=== Source records ===

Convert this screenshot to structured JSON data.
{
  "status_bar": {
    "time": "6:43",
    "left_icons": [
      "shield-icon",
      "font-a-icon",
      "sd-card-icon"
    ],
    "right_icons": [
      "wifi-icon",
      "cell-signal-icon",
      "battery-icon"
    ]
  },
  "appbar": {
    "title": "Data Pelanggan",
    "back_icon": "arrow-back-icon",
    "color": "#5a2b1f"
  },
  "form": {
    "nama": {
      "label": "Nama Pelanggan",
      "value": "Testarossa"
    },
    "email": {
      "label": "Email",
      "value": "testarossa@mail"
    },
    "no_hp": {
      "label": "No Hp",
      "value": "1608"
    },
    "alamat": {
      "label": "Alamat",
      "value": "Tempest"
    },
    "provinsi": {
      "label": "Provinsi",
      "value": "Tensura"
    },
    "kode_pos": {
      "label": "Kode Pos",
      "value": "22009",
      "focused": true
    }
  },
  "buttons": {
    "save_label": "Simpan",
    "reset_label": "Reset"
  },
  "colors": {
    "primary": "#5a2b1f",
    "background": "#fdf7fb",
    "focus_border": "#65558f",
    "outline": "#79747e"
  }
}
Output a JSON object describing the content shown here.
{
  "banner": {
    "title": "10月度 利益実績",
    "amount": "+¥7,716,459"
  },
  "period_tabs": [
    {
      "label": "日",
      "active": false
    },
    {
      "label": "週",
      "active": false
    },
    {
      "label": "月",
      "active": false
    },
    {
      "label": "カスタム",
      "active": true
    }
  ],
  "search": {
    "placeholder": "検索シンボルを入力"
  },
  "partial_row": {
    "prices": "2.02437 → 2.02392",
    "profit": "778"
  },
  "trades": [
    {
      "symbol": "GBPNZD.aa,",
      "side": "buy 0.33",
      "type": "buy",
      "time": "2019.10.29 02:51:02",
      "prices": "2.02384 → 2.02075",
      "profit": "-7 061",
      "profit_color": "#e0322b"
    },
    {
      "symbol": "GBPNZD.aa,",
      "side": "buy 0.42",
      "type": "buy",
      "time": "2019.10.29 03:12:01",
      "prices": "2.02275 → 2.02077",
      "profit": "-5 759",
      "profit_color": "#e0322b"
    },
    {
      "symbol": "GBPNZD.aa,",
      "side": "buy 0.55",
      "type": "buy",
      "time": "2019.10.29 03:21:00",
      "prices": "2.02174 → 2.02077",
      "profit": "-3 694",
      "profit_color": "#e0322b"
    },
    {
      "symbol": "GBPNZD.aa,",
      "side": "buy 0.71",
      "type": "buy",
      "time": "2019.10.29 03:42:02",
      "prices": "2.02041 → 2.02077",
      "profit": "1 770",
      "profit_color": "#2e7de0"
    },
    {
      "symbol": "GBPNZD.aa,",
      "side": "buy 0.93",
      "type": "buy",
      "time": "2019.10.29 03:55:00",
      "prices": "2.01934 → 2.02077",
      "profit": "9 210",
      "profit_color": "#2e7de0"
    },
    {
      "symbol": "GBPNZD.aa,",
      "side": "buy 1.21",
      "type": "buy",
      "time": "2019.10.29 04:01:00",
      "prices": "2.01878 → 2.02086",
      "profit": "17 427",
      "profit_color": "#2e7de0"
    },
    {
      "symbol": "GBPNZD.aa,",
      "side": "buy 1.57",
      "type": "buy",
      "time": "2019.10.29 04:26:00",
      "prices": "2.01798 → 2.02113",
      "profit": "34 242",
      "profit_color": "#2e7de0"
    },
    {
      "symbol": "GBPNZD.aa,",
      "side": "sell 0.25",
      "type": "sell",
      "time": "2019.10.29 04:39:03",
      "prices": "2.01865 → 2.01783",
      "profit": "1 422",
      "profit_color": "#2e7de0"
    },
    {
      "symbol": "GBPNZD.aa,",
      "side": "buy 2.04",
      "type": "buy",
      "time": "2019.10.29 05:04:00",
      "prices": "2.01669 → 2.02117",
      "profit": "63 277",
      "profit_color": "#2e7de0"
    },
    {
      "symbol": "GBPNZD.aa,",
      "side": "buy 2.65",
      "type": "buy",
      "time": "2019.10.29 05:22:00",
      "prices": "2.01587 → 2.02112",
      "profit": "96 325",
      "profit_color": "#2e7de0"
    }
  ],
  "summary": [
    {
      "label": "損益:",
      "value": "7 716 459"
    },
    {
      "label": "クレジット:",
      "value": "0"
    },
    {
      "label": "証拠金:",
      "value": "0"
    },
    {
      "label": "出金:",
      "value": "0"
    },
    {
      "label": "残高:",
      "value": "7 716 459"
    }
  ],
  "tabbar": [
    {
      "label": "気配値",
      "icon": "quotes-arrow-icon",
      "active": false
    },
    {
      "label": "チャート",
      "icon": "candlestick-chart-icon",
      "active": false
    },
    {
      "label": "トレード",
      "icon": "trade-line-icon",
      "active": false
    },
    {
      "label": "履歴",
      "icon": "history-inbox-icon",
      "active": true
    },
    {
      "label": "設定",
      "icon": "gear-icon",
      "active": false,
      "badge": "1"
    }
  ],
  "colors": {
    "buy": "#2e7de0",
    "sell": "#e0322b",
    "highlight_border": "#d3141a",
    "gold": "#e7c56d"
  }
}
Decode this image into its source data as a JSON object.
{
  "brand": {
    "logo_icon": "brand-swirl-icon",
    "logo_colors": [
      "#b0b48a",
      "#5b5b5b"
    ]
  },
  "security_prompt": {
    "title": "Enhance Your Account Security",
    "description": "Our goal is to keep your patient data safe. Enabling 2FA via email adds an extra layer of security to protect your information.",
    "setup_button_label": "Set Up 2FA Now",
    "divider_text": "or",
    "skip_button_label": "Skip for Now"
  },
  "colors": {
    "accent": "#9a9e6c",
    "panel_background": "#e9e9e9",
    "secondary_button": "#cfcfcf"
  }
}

===

What is required: The records above need to be transcribed in full. Keep every character unchanged.

Task result:
Convert this screenshot to structured JSON data.
{
  "status_bar": {
    "time": "6:43",
    "left_icons": [
      "shield-icon",
      "font-a-icon",
      "sd-card-icon"
    ],
    "right_icons": [
      "wifi-icon",
      "cell-signal-icon",
      "battery-icon"
    ]
  },
  "appbar": {
    "title": "Data Pelanggan",
    "back_icon": "arrow-back-icon",
    "color": "#5a2b1f"
  },
  "form": {
    "nama": {
      "label": "Nama Pelanggan",
      "value": "Testarossa"
    },
    "email": {
      "label": "Email",
      "value": "testarossa@mail"
    },
    "no_hp": {
      "label": "No Hp",
      "value": "1608"
    },
    "alamat": {
      "label": "Alamat",
      "value": "Tempest"
    },
    "provinsi": {
      "label": "Provinsi",
      "value": "Tensura"
    },
    "kode_pos": {
      "label": "Kode Pos",
      "value": "22009",
      "focused": true
    }
  },
  "buttons": {
    "save_label": "Simpan",
    "reset_label": "Reset"
  },
  "colors": {
    "primary": "#5a2b1f",
    "background": "#fdf7fb",
    "focus_border": "#65558f",
    "outline": "#79747e"
  }
}
Output a JSON object describing the content shown here.
{
  "banner": {
    "title": "10月度 利益実績",
    "amount": "+¥7,716,459"
  },
  "period_tabs": [
    {
      "label": "日",
      "active": false
    },
    {
      "label": "週",
      "active": false
    },
    {
      "label": "月",
      "active": false
    },
    {
      "label": "カスタム",
      "active": true
    }
  ],
  "search": {
    "placeholder": "検索シンボルを入力"
  },
  "partial_row": {
    "prices": "2.02437 → 2.02392",
    "profit": "778"
  },
  "trades": [
    {
      "symbol": "GBPNZD.aa,",
      "side": "buy 0.33",
      "type": "buy",
      "time": "2019.10.29 02:51:02",
      "prices": "2.02384 → 2.02075",
      "profit": "-7 061",
      "profit_color": "#e0322b"
    },
    {
      "symbol": "GBPNZD.aa,",
      "side": "buy 0.42",
      "type": "buy",
      "time": "2019.10.29 03:12:01",
      "prices": "2.02275 → 2.02077",
      "profit": "-5 759",
      "profit_color": "#e0322b"
    },
    {
      "symbol": "GBPNZD.aa,",
      "side": "buy 0.55",
      "type": "buy",
      "time": "2019.10.29 03:21:00",
      "prices": "2.02174 → 2.02077",
      "profit": "-3 694",
      "profit_color": "#e0322b"
    },
    {
      "symbol": "GBPNZD.aa,",
      "side": "buy 0.71",
      "type": "buy",
      "time": "2019.10.29 03:42:02",
      "prices": "2.02041 → 2.02077",
      "profit": "1 770",
      "profit_color": "#2e7de0"
    },
    {
      "symbol": "GBPNZD.aa,",
      "side": "buy 0.93",
      "type": "buy",
      "time": "2019.10.29 03:55:00",
      "prices": "2.01934 → 2.02077",
      "profit": "9 210",
      "profit_color": "#2e7de0"
    },
    {
      "symbol": "GBPNZD.aa,",
      "side": "buy 1.21",
      "type": "buy",
      "time": "2019.10.29 04:01:00",
      "prices": "2.01878 → 2.02086",
      "profit": "17 427",
      "profit_color": "#2e7de0"
    },
    {
      "symbol": "GBPNZD.aa,",
      "side": "buy 1.57",
      "type": "buy",
      "time": "2019.10.29 04:26:00",
      "prices": "2.01798 → 2.02113",
      "profit": "34 242",
      "profit_color": "#2e7de0"
    },
    {
      "symbol": "GBPNZD.aa,",
      "side": "sell 0.25",
      "type": "sell",
      "time": "2019.10.29 04:39:03",
      "prices": "2.01865 → 2.01783",
      "profit": "1 422",
      "profit_color": "#2e7de0"
    },
    {
      "symbol": "GBPNZD.aa,",
      "side": "buy 2.04",
      "type": "buy",
      "time": "2019.10.29 05:04:00",
      "prices": "2.01669 → 2.02117",
      "profit": "63 277",
      "profit_color": "#2e7de0"
    },
    {
      "symbol": "GBPNZD.aa,",
      "side": "buy 2.65",
      "type": "buy",
      "time": "2019.10.29 05:22:00",
      "prices": "2.01587 → 2.02112",
      "profit": "96 325",
      "profit_color": "#2e7de0"
    }
  ],
  "summary": [
    {
      "label": "損益:",
      "value": "7 716 459"
    },
    {
      "label": "クレジット:",
      "value": "0"
    },
    {
      "label": "証拠金:",
      "value": "0"
    },
    {
      "label": "出金:",
      "value": "0"
    },
    {
      "label": "残高:",
      "value": "7 716 459"
    }
  ],
  "tabbar": [
    {
      "label": "気配値",
      "icon": "quotes-arrow-icon",
      "active": false
    },
    {
      "label": "チャート",
      "icon": "candlestick-chart-icon",
      "active": false
    },
    {
      "label": "トレード",
      "icon": "trade-line-icon",
      "active": false
    },
    {
      "label": "履歴",
      "icon": "history-inbox-icon",
      "active": true
    },
    {
      "label": "設定",
      "icon": "gear-icon",
      "active": false,
      "badge": "1"
    }
  ],
  "colors": {
    "buy": "#2e7de0",
    "sell": "#e0322b",
    "highlight_border": "#d3141a",
    "gold": "#e7c56d"
  }
}
Decode this image into its source data as a JSON object.
{
  "brand": {
    "logo_icon": "brand-swirl-icon",
    "logo_colors": [
      "#b0b48a",
      "#5b5b5b"
    ]
  },
  "security_prompt": {
    "title": "Enhance Your Account Security",
    "description": "Our goal is to keep your patient data safe. Enabling 2FA via email adds an extra layer of security to protect your information.",
    "setup_button_label": "Set Up 2FA Now",
    "divider_text": "or",
    "skip_button_label": "Skip for Now"
  },
  "colors": {
    "accent": "#9a9e6c",
    "panel_background": "#e9e9e9",
    "secondary_button": "#cfcfcf"
  }
}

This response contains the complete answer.